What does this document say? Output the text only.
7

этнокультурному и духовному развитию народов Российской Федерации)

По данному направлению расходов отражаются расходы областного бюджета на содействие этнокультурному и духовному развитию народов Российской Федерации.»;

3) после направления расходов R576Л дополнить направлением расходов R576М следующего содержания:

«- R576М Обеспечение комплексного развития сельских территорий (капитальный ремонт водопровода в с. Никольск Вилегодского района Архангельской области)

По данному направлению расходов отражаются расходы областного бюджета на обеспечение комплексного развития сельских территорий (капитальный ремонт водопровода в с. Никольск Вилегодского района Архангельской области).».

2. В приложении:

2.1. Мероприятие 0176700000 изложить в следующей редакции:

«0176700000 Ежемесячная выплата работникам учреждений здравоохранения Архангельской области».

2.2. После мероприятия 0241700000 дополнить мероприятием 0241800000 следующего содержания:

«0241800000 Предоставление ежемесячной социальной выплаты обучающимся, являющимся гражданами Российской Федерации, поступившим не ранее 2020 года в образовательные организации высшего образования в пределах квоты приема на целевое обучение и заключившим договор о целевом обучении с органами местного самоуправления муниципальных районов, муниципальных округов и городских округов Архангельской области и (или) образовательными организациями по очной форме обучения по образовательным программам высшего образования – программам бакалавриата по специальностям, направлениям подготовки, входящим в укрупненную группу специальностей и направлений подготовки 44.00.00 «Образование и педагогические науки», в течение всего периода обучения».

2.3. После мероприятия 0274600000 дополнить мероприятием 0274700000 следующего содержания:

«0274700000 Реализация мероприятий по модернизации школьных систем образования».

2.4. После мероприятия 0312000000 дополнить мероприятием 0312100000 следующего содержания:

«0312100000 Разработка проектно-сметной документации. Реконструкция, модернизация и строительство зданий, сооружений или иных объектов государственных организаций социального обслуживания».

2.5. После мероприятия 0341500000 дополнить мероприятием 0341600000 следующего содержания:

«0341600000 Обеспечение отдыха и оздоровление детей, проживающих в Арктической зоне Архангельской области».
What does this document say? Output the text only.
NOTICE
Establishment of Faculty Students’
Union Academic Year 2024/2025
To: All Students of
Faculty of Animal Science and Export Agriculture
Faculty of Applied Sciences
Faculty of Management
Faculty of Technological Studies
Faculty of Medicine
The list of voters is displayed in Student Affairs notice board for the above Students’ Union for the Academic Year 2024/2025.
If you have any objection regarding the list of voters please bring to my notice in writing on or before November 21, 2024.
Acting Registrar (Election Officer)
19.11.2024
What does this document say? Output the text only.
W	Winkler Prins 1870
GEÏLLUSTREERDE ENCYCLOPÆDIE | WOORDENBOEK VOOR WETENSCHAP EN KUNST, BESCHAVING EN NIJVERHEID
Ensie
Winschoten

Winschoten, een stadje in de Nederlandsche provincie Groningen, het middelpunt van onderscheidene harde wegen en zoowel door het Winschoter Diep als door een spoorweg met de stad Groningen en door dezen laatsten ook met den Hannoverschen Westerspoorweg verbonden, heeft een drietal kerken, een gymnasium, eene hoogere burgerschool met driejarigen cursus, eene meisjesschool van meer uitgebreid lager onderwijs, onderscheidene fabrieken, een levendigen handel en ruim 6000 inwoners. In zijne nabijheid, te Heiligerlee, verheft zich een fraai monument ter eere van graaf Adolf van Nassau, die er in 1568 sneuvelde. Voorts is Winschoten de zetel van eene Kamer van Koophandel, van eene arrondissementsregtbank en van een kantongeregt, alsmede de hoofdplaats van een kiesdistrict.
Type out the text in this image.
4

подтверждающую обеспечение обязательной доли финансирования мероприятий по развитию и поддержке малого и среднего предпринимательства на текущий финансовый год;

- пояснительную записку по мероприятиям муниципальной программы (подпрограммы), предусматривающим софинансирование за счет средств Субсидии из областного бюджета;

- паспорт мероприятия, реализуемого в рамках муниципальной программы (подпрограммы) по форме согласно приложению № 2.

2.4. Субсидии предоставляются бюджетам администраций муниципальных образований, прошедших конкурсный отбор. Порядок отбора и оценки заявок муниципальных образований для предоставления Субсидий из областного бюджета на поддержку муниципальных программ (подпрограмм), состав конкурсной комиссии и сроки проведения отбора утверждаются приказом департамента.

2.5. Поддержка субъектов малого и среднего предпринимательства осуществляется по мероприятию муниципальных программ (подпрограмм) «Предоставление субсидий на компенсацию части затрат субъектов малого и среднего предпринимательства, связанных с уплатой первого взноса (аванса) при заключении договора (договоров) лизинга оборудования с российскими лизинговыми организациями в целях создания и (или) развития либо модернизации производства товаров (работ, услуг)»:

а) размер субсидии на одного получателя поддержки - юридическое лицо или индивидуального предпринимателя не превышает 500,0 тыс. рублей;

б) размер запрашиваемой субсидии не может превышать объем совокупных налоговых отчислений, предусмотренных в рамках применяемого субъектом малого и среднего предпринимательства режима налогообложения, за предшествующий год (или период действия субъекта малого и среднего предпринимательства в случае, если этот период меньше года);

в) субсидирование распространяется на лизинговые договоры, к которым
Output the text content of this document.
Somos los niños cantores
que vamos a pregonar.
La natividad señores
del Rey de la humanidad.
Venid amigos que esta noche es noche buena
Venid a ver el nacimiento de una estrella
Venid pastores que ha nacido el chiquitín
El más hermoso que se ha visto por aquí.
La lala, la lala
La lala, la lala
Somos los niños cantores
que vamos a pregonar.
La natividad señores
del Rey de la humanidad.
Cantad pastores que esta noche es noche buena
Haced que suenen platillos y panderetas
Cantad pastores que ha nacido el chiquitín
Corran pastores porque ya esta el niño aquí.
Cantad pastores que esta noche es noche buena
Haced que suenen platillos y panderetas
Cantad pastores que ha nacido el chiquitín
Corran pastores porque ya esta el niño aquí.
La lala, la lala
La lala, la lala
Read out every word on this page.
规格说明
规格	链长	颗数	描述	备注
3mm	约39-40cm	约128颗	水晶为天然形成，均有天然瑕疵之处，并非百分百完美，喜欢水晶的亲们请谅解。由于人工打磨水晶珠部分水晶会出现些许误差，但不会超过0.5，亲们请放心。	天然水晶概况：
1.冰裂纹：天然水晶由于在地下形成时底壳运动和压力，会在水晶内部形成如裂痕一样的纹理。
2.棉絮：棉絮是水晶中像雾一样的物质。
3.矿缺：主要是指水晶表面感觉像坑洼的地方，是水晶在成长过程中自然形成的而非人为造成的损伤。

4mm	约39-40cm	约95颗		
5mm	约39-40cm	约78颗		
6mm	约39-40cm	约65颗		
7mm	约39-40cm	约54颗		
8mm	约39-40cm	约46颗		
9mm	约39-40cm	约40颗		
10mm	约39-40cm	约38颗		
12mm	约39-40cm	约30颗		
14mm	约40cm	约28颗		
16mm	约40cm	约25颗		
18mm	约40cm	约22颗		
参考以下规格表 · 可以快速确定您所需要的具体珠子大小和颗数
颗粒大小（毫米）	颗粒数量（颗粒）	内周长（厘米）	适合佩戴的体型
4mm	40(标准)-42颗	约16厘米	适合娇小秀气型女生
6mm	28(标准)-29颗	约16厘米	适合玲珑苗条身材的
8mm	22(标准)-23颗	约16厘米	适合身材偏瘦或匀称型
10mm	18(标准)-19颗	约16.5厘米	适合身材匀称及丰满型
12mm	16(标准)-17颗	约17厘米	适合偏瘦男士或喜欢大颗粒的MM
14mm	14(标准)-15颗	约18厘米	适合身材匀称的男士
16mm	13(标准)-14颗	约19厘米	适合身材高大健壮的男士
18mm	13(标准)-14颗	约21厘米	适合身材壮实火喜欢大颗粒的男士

What you will do: Extract the complete data, matching each line exactly.

Answer to the exercise:
What does this document say? Output the text only.
7

этнокультурному и духовному развитию народов Российской Федерации)

По данному направлению расходов отражаются расходы областного бюджета на содействие этнокультурному и духовному развитию народов Российской Федерации.»;

3) после направления расходов R576Л дополнить направлением расходов R576М следующего содержания:

«- R576М Обеспечение комплексного развития сельских территорий (капитальный ремонт водопровода в с. Никольск Вилегодского района Архангельской области)

По данному направлению расходов отражаются расходы областного бюджета на обеспечение комплексного развития сельских территорий (капитальный ремонт водопровода в с. Никольск Вилегодского района Архангельской области).».

2. В приложении:

2.1. Мероприятие 0176700000 изложить в следующей редакции:

«0176700000 Ежемесячная выплата работникам учреждений здравоохранения Архангельской области».

2.2. После мероприятия 0241700000 дополнить мероприятием 0241800000 следующего содержания:

«0241800000 Предоставление ежемесячной социальной выплаты обучающимся, являющимся гражданами Российской Федерации, поступившим не ранее 2020 года в образовательные организации высшего образования в пределах квоты приема на целевое обучение и заключившим договор о целевом обучении с органами местного самоуправления муниципальных районов, муниципальных округов и городских округов Архангельской области и (или) образовательными организациями по очной форме обучения по образовательным программам высшего образования – программам бакалавриата по специальностям, направлениям подготовки, входящим в укрупненную группу специальностей и направлений подготовки 44.00.00 «Образование и педагогические науки», в течение всего периода обучения».

2.3. После мероприятия 0274600000 дополнить мероприятием 0274700000 следующего содержания:

«0274700000 Реализация мероприятий по модернизации школьных систем образования».

2.4. После мероприятия 0312000000 дополнить мероприятием 0312100000 следующего содержания:

«0312100000 Разработка проектно-сметной документации. Реконструкция, модернизация и строительство зданий, сооружений или иных объектов государственных организаций социального обслуживания».

2.5. После мероприятия 0341500000 дополнить мероприятием 0341600000 следующего содержания:

«0341600000 Обеспечение отдыха и оздоровление детей, проживающих в Арктической зоне Архангельской области».
What does this document say? Output the text only.
NOTICE
Establishment of Faculty Students’
Union Academic Year 2024/2025
To: All Students of
Faculty of Animal Science and Export Agriculture
Faculty of Applied Sciences
Faculty of Management
Faculty of Technological Studies
Faculty of Medicine
The list of voters is displayed in Student Affairs notice board for the above Students’ Union for the Academic Year 2024/2025.
If you have any objection regarding the list of voters please bring to my notice in writing on or before November 21, 2024.
Acting Registrar (Election Officer)
19.11.2024
What does this document say? Output the text only.
W	Winkler Prins 1870
GEÏLLUSTREERDE ENCYCLOPÆDIE | WOORDENBOEK VOOR WETENSCHAP EN KUNST, BESCHAVING EN NIJVERHEID
Ensie
Winschoten

Winschoten, een stadje in de Nederlandsche provincie Groningen, het middelpunt van onderscheidene harde wegen en zoowel door het Winschoter Diep als door een spoorweg met de stad Groningen en door dezen laatsten ook met den Hannoverschen Westerspoorweg verbonden, heeft een drietal kerken, een gymnasium, eene hoogere burgerschool met driejarigen cursus, eene meisjesschool van meer uitgebreid lager onderwijs, onderscheidene fabrieken, een levendigen handel en ruim 6000 inwoners. In zijne nabijheid, te Heiligerlee, verheft zich een fraai monument ter eere van graaf Adolf van Nassau, die er in 1568 sneuvelde. Voorts is Winschoten de zetel van eene Kamer van Koophandel, van eene arrondissementsregtbank en van een kantongeregt, alsmede de hoofdplaats van een kiesdistrict.
Type out the text in this image.
4

подтверждающую обеспечение обязательной доли финансирования мероприятий по развитию и поддержке малого и среднего предпринимательства на текущий финансовый год;

- пояснительную записку по мероприятиям муниципальной программы (подпрограммы), предусматривающим софинансирование за счет средств Субсидии из областного бюджета;

- паспорт мероприятия, реализуемого в рамках муниципальной программы (подпрограммы) по форме согласно приложению № 2.

2.4. Субсидии предоставляются бюджетам администраций муниципальных образований, прошедших конкурсный отбор. Порядок отбора и оценки заявок муниципальных образований для предоставления Субсидий из областного бюджета на поддержку муниципальных программ (подпрограмм), состав конкурсной комиссии и сроки проведения отбора утверждаются приказом департамента.

2.5. Поддержка субъектов малого и среднего предпринимательства осуществляется по мероприятию муниципальных программ (подпрограмм) «Предоставление субсидий на компенсацию части затрат субъектов малого и среднего предпринимательства, связанных с уплатой первого взноса (аванса) при заключении договора (договоров) лизинга оборудования с российскими лизинговыми организациями в целях создания и (или) развития либо модернизации производства товаров (работ, услуг)»:

а) размер субсидии на одного получателя поддержки - юридическое лицо или индивидуального предпринимателя не превышает 500,0 тыс. рублей;

б) размер запрашиваемой субсидии не может превышать объем совокупных налоговых отчислений, предусмотренных в рамках применяемого субъектом малого и среднего предпринимательства режима налогообложения, за предшествующий год (или период действия субъекта малого и среднего предпринимательства в случае, если этот период меньше года);

в) субсидирование распространяется на лизинговые договоры, к которым
Output the text content of this document.
Somos los niños cantores
que vamos a pregonar.
La natividad señores
del Rey de la humanidad.
Venid amigos que esta noche es noche buena
Venid a ver el nacimiento de una estrella
Venid pastores que ha nacido el chiquitín
El más hermoso que se ha visto por aquí.
La lala, la lala
La lala, la lala
Somos los niños cantores
que vamos a pregonar.
La natividad señores
del Rey de la humanidad.
Cantad pastores que esta noche es noche buena
Haced que suenen platillos y panderetas
Cantad pastores que ha nacido el chiquitín
Corran pastores porque ya esta el niño aquí.
Cantad pastores que esta noche es noche buena
Haced que suenen platillos y panderetas
Cantad pastores que ha nacido el chiquitín
Corran pastores porque ya esta el niño aquí.
La lala, la lala
La lala, la lala
Read out every word on this page.
规格说明
规格	链长	颗数	描述	备注
3mm	约39-40cm	约128颗	水晶为天然形成，均有天然瑕疵之处，并非百分百完美，喜欢水晶的亲们请谅解。由于人工打磨水晶珠部分水晶会出现些许误差，但不会超过0.5，亲们请放心。	天然水晶概况：
1.冰裂纹：天然水晶由于在地下形成时底壳运动和压力，会在水晶内部形成如裂痕一样的纹理。
2.棉絮：棉絮是水晶中像雾一样的物质。
3.矿缺：主要是指水晶表面感觉像坑洼的地方，是水晶在成长过程中自然形成的而非人为造成的损伤。

4mm	约39-40cm	约95颗		
5mm	约39-40cm	约78颗		
6mm	约39-40cm	约65颗		
7mm	约39-40cm	约54颗		
8mm	约39-40cm	约46颗		
9mm	约39-40cm	约40颗		
10mm	约39-40cm	约38颗		
12mm	约39-40cm	约30颗		
14mm	约40cm	约28颗		
16mm	约40cm	约25颗		
18mm	约40cm	约22颗		
参考以下规格表 · 可以快速确定您所需要的具体珠子大小和颗数
颗粒大小（毫米）	颗粒数量（颗粒）	内周长（厘米）	适合佩戴的体型
4mm	40(标准)-42颗	约16厘米	适合娇小秀气型女生
6mm	28(标准)-29颗	约16厘米	适合玲珑苗条身材的
8mm	22(标准)-23颗	约16厘米	适合身材偏瘦或匀称型
10mm	18(标准)-19颗	约16.5厘米	适合身材匀称及丰满型
12mm	16(标准)-17颗	约17厘米	适合偏瘦男士或喜欢大颗粒的MM
14mm	14(标准)-15颗	约18厘米	适合身材匀称的男士
16mm	13(标准)-14颗	约19厘米	适合身材高大健壮的男士
18mm	13(标准)-14颗	约21厘米	适合身材壮实火喜欢大颗粒的男士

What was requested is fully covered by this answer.